- [WORK TO DO]:
Your task is to extract every line from the material below exactly.
** BEGIN ENTRIES SUPPLIED **
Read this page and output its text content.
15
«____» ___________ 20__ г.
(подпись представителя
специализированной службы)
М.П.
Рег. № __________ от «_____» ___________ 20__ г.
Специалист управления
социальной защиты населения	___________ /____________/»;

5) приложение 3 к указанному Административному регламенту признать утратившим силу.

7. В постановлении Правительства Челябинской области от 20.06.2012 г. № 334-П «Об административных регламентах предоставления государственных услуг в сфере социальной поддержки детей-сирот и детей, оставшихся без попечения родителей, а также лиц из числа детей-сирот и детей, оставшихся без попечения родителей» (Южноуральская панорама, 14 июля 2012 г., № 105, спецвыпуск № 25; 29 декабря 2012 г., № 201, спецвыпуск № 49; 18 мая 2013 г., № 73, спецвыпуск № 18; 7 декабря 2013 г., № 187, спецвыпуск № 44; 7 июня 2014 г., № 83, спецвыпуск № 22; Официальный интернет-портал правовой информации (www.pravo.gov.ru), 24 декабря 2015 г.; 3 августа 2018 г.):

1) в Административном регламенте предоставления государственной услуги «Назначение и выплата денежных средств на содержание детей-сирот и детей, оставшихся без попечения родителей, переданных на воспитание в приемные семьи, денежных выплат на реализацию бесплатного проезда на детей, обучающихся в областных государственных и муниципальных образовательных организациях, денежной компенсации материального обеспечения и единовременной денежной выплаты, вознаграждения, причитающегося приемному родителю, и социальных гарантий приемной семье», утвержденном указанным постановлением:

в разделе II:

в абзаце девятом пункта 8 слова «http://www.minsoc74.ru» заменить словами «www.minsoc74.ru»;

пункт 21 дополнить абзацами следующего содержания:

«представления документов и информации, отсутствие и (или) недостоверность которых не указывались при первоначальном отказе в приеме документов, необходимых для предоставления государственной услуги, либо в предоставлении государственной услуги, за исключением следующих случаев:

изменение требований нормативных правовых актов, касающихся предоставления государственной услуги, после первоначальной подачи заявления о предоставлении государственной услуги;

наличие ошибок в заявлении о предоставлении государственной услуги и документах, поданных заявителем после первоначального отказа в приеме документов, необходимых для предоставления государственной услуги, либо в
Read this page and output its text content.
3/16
** END ENTRIES SUPPLIED **
- [SOLVED EXERCISE]:
Read this page and output its text content.
15
«____» ___________ 20__ г.
(подпись представителя
специализированной службы)
М.П.
Рег. № __________ от «_____» ___________ 20__ г.
Специалист управления
социальной защиты населения	___________ /____________/»;

5) приложение 3 к указанному Административному регламенту признать утратившим силу.

7. В постановлении Правительства Челябинской области от 20.06.2012 г. № 334-П «Об административных регламентах предоставления государственных услуг в сфере социальной поддержки детей-сирот и детей, оставшихся без попечения родителей, а также лиц из числа детей-сирот и детей, оставшихся без попечения родителей» (Южноуральская панорама, 14 июля 2012 г., № 105, спецвыпуск № 25; 29 декабря 2012 г., № 201, спецвыпуск № 49; 18 мая 2013 г., № 73, спецвыпуск № 18; 7 декабря 2013 г., № 187, спецвыпуск № 44; 7 июня 2014 г., № 83, спецвыпуск № 22; Официальный интернет-портал правовой информации (www.pravo.gov.ru), 24 декабря 2015 г.; 3 августа 2018 г.):

1) в Административном регламенте предоставления государственной услуги «Назначение и выплата денежных средств на содержание детей-сирот и детей, оставшихся без попечения родителей, переданных на воспитание в приемные семьи, денежных выплат на реализацию бесплатного проезда на детей, обучающихся в областных государственных и муниципальных образовательных организациях, денежной компенсации материального обеспечения и единовременной денежной выплаты, вознаграждения, причитающегося приемному родителю, и социальных гарантий приемной семье», утвержденном указанным постановлением:

в разделе II:

в абзаце девятом пункта 8 слова «http://www.minsoc74.ru» заменить словами «www.minsoc74.ru»;

пункт 21 дополнить абзацами следующего содержания:

«представления документов и информации, отсутствие и (или) недостоверность которых не указывались при первоначальном отказе в приеме документов, необходимых для предоставления государственной услуги, либо в предоставлении государственной услуги, за исключением следующих случаев:

изменение требований нормативных правовых актов, касающихся предоставления государственной услуги, после первоначальной подачи заявления о предоставлении государственной услуги;

наличие ошибок в заявлении о предоставлении государственной услуги и документах, поданных заявителем после первоначального отказа в приеме документов, необходимых для предоставления государственной услуги, либо в
Read this page and output its text content.
3/16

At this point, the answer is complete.